→ SUPPLIED ENTRIES:

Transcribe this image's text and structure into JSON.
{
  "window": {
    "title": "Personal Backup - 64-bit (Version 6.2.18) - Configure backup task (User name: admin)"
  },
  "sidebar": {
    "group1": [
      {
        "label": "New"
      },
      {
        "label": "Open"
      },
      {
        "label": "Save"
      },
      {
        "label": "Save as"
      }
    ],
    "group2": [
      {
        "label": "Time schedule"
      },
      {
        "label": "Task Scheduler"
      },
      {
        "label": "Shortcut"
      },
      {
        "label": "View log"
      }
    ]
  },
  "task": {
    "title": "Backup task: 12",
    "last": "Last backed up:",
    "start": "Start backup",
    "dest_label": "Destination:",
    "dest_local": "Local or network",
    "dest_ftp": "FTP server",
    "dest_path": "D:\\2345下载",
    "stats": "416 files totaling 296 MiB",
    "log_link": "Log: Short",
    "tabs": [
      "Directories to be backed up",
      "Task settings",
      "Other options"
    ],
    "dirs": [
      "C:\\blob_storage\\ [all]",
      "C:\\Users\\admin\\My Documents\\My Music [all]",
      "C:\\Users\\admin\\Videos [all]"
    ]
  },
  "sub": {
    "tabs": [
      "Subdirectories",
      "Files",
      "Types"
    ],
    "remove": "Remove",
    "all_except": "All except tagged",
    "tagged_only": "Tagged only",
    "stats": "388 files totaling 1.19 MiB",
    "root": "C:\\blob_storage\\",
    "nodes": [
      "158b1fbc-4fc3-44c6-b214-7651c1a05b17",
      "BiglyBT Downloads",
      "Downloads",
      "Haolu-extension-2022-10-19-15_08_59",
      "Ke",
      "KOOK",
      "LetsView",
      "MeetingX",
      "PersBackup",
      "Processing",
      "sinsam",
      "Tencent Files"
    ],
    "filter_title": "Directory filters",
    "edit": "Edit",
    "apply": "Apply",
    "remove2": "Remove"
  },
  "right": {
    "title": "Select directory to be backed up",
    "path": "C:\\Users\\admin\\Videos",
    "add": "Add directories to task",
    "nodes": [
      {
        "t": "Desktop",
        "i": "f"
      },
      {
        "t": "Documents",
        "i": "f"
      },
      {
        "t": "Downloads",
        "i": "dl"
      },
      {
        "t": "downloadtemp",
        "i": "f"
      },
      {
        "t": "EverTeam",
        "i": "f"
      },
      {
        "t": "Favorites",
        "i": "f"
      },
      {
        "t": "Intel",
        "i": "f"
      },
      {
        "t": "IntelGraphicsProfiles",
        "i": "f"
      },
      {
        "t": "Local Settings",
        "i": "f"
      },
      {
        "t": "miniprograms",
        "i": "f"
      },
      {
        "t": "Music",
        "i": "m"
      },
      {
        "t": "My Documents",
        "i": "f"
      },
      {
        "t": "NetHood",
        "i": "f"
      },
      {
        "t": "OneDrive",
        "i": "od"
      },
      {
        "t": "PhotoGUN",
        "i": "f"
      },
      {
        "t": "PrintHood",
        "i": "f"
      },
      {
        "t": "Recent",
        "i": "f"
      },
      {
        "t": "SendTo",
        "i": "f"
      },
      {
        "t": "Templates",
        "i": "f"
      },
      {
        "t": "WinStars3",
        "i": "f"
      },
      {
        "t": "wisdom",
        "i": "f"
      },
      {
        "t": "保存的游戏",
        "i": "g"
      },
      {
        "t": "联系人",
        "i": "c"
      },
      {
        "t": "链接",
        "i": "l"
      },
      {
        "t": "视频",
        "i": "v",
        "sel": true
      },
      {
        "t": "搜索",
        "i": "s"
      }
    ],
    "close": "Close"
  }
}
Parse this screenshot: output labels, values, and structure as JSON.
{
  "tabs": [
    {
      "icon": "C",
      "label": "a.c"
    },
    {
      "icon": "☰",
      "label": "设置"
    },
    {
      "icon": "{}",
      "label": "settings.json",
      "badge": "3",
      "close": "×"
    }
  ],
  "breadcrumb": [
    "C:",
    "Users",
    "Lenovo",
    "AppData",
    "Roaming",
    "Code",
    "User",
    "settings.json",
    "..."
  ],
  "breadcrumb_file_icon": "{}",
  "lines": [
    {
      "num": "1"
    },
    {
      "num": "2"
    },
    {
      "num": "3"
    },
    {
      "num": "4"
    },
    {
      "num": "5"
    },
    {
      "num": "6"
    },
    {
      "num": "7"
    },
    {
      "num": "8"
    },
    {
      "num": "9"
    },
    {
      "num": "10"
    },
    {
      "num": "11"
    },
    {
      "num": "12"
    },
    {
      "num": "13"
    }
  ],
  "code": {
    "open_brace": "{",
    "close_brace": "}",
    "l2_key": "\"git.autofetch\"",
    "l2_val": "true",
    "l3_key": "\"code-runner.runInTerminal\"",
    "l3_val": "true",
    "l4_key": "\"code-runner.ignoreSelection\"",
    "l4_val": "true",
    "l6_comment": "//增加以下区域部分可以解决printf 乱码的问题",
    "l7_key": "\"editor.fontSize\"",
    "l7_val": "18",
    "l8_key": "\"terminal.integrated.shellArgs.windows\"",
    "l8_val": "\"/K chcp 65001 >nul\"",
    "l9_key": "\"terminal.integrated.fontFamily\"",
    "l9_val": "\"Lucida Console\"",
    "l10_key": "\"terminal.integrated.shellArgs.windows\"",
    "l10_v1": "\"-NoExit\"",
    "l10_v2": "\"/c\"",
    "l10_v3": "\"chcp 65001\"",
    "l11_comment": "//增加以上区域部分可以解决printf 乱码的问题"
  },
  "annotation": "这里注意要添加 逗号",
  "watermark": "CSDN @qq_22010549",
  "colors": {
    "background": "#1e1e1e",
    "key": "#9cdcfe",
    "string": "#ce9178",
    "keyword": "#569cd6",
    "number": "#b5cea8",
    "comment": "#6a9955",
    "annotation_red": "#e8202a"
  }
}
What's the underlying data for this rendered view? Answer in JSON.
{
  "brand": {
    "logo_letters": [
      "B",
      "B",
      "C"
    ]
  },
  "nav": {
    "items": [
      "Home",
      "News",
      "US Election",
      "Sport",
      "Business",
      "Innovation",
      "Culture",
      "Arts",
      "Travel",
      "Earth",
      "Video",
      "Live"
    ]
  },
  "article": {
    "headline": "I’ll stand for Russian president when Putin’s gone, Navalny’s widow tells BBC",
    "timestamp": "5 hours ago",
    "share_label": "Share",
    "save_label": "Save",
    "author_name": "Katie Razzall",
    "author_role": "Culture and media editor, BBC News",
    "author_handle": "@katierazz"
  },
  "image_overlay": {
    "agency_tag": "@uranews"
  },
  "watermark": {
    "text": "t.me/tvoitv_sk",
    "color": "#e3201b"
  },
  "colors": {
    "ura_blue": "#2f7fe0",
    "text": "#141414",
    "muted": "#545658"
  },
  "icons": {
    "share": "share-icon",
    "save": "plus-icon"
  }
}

→ WORK TO BE COMPLETED:
Extract the closing run of lines, starting with the one containing "What's the underlying" and ending at the last, exactly as written.

→ EXERCISE SOLUTION:
What's the underlying data for this rendered view? Answer in JSON.
{
  "brand": {
    "logo_letters": [
      "B",
      "B",
      "C"
    ]
  },
  "nav": {
    "items": [
      "Home",
      "News",
      "US Election",
      "Sport",
      "Business",
      "Innovation",
      "Culture",
      "Arts",
      "Travel",
      "Earth",
      "Video",
      "Live"
    ]
  },
  "article": {
    "headline": "I’ll stand for Russian president when Putin’s gone, Navalny’s widow tells BBC",
    "timestamp": "5 hours ago",
    "share_label": "Share",
    "save_label": "Save",
    "author_name": "Katie Razzall",
    "author_role": "Culture and media editor, BBC News",
    "author_handle": "@katierazz"
  },
  "image_overlay": {
    "agency_tag": "@uranews"
  },
  "watermark": {
    "text": "t.me/tvoitv_sk",
    "color": "#e3201b"
  },
  "colors": {
    "ura_blue": "#2f7fe0",
    "text": "#141414",
    "muted": "#545658"
  },
  "icons": {
    "share": "share-icon",
    "save": "plus-icon"
  }
}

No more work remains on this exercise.